## [Task details]
Wherever a line in the data below holds "Downloads", copy that line.

┏━━

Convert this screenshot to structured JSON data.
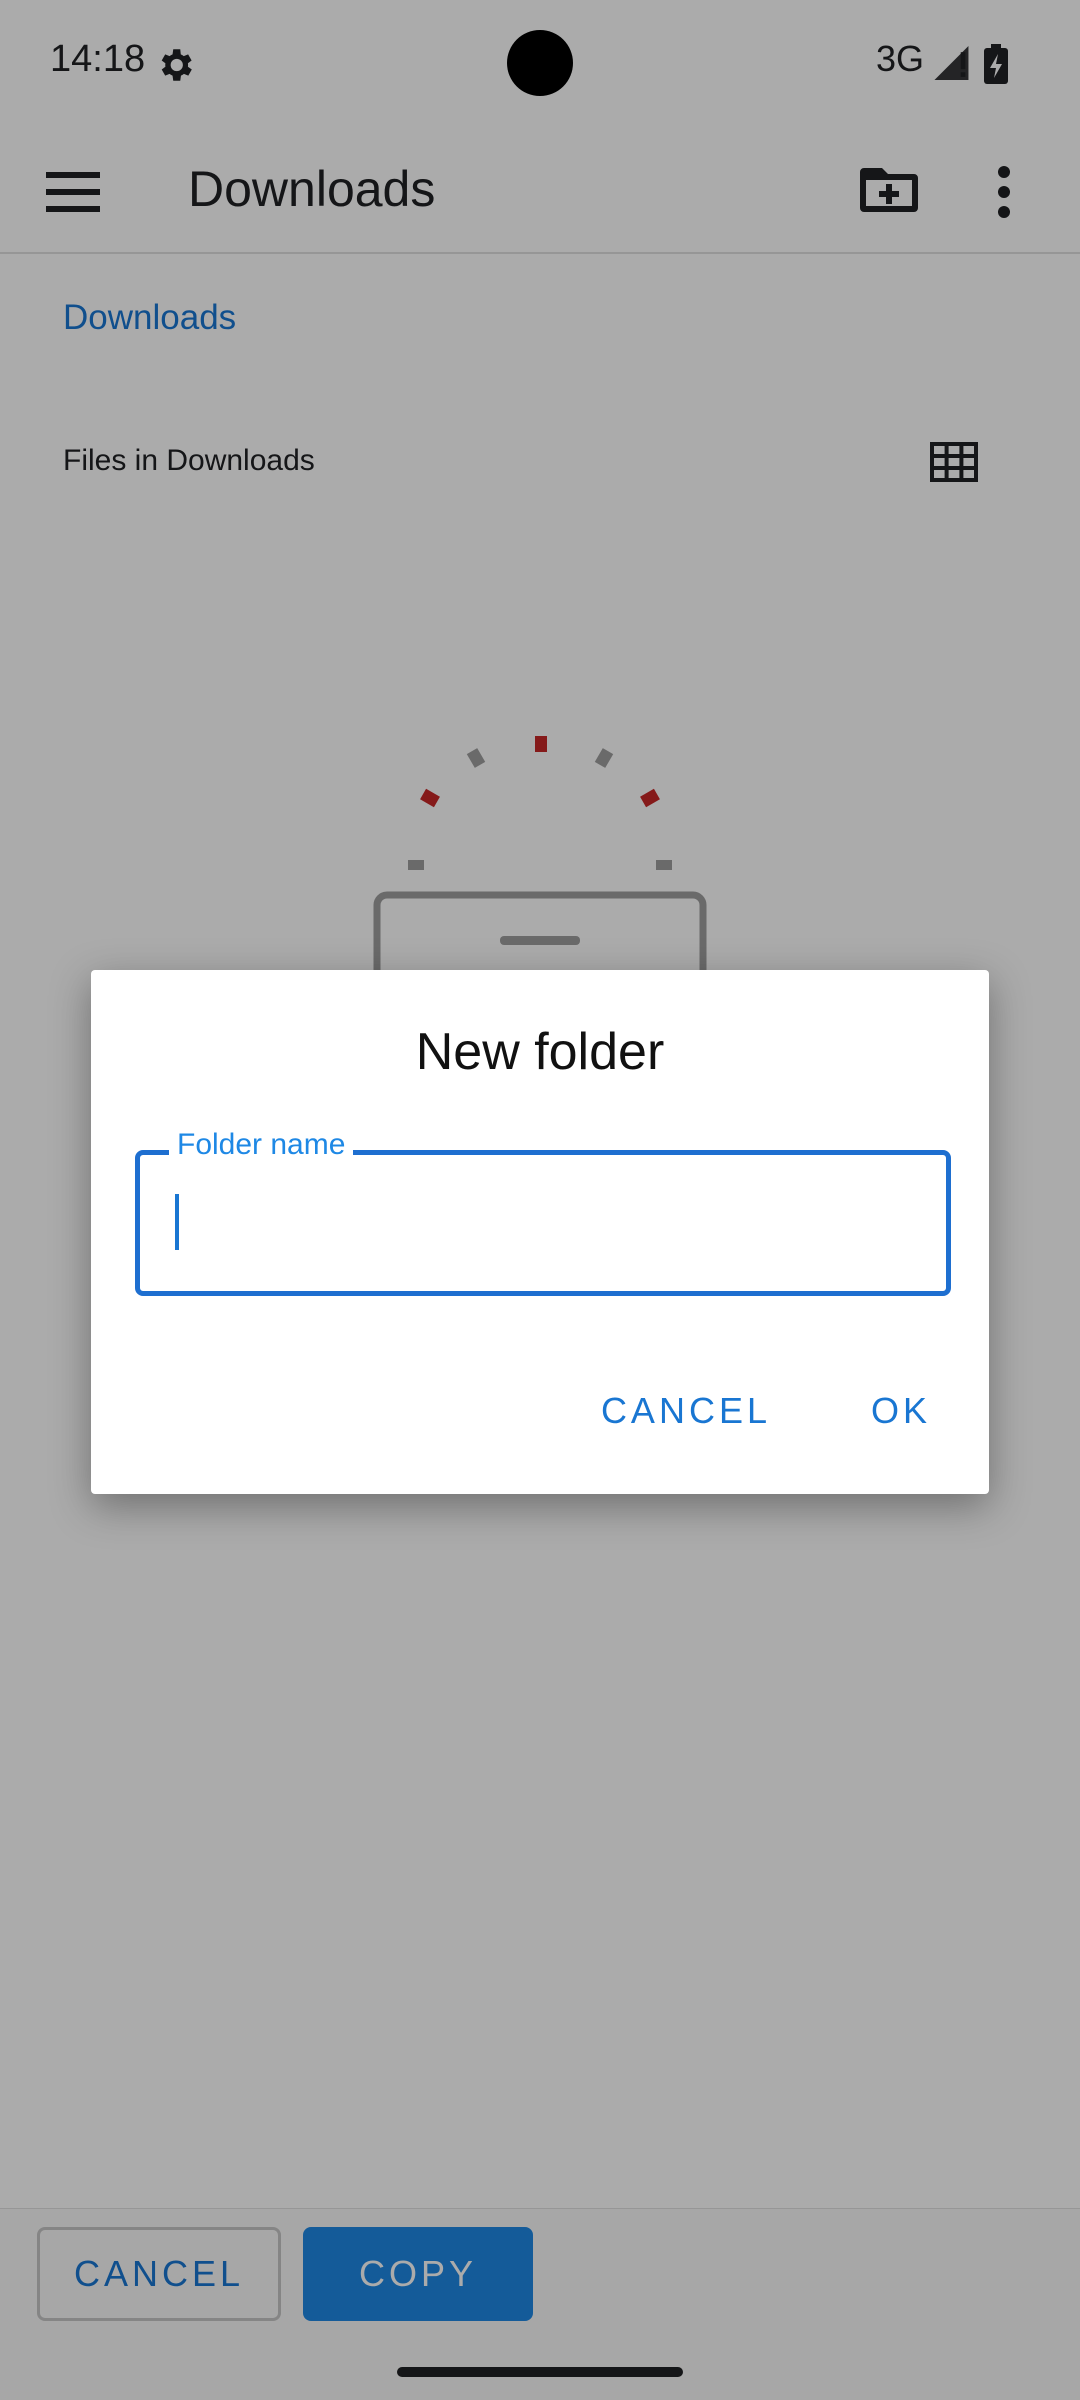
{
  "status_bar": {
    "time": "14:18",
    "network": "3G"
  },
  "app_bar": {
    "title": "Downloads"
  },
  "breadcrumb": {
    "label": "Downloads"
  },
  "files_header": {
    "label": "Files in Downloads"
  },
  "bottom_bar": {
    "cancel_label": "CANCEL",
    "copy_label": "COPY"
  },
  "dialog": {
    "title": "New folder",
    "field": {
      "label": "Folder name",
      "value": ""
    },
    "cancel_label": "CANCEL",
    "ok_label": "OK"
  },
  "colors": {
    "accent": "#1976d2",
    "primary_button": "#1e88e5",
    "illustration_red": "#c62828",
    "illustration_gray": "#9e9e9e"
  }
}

┗━━

## [Finished exercise]
    "title": "Downloads"
    "label": "Downloads"
    "label": "Files in Downloads"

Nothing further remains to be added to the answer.